(Extracted data entries)

━━━━━━━━━━━━━━━━━━━━

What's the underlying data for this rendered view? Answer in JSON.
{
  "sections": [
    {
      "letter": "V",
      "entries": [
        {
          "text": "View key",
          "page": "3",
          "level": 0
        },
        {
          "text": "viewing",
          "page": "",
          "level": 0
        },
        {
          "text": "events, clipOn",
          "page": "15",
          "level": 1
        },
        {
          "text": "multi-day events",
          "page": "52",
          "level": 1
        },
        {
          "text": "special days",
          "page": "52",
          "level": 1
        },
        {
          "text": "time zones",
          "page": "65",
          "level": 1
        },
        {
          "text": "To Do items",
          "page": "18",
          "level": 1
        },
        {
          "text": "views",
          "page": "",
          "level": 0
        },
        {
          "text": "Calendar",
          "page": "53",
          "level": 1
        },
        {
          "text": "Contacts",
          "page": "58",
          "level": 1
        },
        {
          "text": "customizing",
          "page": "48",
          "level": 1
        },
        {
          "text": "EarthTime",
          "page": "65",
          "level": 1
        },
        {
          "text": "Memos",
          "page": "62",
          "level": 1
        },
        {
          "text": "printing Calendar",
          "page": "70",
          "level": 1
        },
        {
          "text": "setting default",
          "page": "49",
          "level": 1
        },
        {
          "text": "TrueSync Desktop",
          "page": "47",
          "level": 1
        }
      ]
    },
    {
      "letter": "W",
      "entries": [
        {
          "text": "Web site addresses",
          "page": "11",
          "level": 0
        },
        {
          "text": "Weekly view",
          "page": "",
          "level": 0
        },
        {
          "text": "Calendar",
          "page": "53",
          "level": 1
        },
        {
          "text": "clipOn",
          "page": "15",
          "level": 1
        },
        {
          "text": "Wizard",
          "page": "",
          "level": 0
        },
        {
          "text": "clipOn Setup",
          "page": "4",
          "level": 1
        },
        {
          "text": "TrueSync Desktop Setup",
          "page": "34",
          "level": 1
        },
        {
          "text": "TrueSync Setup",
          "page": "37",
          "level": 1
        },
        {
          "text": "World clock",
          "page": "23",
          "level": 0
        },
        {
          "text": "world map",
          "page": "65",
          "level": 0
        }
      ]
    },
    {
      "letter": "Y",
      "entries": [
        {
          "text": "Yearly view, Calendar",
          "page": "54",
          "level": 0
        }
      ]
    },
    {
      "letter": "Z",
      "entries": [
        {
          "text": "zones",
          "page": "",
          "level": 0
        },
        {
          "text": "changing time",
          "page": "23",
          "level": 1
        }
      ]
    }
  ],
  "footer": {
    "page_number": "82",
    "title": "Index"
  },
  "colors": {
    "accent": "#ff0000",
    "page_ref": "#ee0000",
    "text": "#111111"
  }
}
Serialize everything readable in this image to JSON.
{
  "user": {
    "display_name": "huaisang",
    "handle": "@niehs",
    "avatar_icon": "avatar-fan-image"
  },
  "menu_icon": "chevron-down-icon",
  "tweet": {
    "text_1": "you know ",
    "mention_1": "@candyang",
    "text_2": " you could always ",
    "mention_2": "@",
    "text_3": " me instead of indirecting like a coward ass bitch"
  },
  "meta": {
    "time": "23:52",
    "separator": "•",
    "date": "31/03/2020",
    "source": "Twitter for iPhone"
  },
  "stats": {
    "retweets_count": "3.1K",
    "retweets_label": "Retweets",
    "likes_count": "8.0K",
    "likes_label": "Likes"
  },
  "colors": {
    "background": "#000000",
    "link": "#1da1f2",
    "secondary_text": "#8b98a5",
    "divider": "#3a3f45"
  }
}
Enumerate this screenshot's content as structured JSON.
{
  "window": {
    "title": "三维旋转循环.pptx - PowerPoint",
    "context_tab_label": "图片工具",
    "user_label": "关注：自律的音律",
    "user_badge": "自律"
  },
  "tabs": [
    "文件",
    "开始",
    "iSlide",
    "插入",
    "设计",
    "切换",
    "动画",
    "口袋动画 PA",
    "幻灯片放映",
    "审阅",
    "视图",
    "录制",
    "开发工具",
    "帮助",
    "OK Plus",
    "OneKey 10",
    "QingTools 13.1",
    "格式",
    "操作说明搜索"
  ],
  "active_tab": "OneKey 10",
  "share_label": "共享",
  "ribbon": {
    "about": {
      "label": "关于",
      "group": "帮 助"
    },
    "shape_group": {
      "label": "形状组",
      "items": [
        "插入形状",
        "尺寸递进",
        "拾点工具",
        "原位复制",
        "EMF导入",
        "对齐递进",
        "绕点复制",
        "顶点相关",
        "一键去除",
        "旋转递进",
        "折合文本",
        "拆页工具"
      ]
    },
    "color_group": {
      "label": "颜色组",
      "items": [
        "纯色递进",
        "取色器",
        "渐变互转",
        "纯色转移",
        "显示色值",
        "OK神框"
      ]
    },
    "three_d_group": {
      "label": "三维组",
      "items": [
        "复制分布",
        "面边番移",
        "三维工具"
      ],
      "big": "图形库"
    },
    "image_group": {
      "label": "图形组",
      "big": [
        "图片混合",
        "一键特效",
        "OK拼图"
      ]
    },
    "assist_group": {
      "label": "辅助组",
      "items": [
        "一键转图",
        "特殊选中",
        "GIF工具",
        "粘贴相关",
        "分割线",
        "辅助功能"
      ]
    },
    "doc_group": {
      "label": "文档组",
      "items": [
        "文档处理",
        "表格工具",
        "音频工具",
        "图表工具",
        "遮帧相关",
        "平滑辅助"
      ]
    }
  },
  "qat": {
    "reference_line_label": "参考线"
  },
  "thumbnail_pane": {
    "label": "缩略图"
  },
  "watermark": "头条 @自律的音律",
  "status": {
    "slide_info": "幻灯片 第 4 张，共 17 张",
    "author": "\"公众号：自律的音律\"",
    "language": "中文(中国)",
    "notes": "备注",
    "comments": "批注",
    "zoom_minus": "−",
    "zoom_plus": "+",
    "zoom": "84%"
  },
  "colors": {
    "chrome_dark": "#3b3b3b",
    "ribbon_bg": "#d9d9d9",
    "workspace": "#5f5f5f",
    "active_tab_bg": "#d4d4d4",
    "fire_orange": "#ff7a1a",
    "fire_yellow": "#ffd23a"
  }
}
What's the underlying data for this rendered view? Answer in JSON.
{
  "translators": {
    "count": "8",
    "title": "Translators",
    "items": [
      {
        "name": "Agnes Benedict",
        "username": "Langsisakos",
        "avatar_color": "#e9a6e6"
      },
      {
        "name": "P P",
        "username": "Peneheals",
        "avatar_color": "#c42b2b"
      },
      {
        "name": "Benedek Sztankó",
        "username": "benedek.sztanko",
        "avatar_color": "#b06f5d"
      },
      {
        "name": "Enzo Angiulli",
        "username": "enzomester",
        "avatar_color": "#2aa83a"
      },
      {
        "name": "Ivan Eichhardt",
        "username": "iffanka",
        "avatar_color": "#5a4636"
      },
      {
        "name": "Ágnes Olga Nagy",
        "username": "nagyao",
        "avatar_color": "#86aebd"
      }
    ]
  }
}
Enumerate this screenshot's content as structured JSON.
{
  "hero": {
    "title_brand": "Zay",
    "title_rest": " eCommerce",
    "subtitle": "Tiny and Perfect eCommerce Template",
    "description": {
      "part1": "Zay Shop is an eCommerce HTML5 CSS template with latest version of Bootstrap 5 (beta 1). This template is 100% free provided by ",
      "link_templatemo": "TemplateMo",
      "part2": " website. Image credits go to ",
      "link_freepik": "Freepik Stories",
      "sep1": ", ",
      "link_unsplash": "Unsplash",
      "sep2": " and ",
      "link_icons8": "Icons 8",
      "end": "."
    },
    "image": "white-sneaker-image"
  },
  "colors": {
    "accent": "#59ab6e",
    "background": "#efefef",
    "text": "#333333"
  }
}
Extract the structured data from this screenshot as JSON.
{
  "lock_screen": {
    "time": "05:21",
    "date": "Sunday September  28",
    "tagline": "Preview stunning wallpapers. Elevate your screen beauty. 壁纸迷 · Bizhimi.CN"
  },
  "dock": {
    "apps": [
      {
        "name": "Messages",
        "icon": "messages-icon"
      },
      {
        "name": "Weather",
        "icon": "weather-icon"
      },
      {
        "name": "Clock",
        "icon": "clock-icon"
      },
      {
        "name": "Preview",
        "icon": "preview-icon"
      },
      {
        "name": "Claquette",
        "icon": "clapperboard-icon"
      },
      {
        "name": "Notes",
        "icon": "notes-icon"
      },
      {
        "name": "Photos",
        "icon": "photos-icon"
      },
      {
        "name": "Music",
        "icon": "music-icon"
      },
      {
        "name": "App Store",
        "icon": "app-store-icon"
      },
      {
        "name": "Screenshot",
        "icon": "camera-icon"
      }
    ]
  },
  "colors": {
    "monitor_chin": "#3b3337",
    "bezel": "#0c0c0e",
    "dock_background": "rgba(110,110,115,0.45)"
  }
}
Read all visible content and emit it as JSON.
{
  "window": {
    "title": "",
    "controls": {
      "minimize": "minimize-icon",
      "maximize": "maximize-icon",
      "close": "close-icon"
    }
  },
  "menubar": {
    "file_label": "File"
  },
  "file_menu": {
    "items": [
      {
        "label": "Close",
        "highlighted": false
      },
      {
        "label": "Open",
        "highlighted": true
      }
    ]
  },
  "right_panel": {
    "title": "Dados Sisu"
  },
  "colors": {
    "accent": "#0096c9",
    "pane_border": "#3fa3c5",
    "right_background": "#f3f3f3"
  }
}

━━━━━━━━━━━━━━━━━━━━

● WHAT IS ASKED
Your output consists solely of the lines from the one with "Read all visible content and emit it as JSON." through the last line, copied exactly.

● WRITTEN SOLUTION
Read all visible content and emit it as JSON.
{
  "window": {
    "title": "",
    "controls": {
      "minimize": "minimize-icon",
      "maximize": "maximize-icon",
      "close": "close-icon"
    }
  },
  "menubar": {
    "file_label": "File"
  },
  "file_menu": {
    "items": [
      {
        "label": "Close",
        "highlighted": false
      },
      {
        "label": "Open",
        "highlighted": true
      }
    ]
  },
  "right_panel": {
    "title": "Dados Sisu"
  },
  "colors": {
    "accent": "#0096c9",
    "pane_border": "#3fa3c5",
    "right_background": "#f3f3f3"
  }
}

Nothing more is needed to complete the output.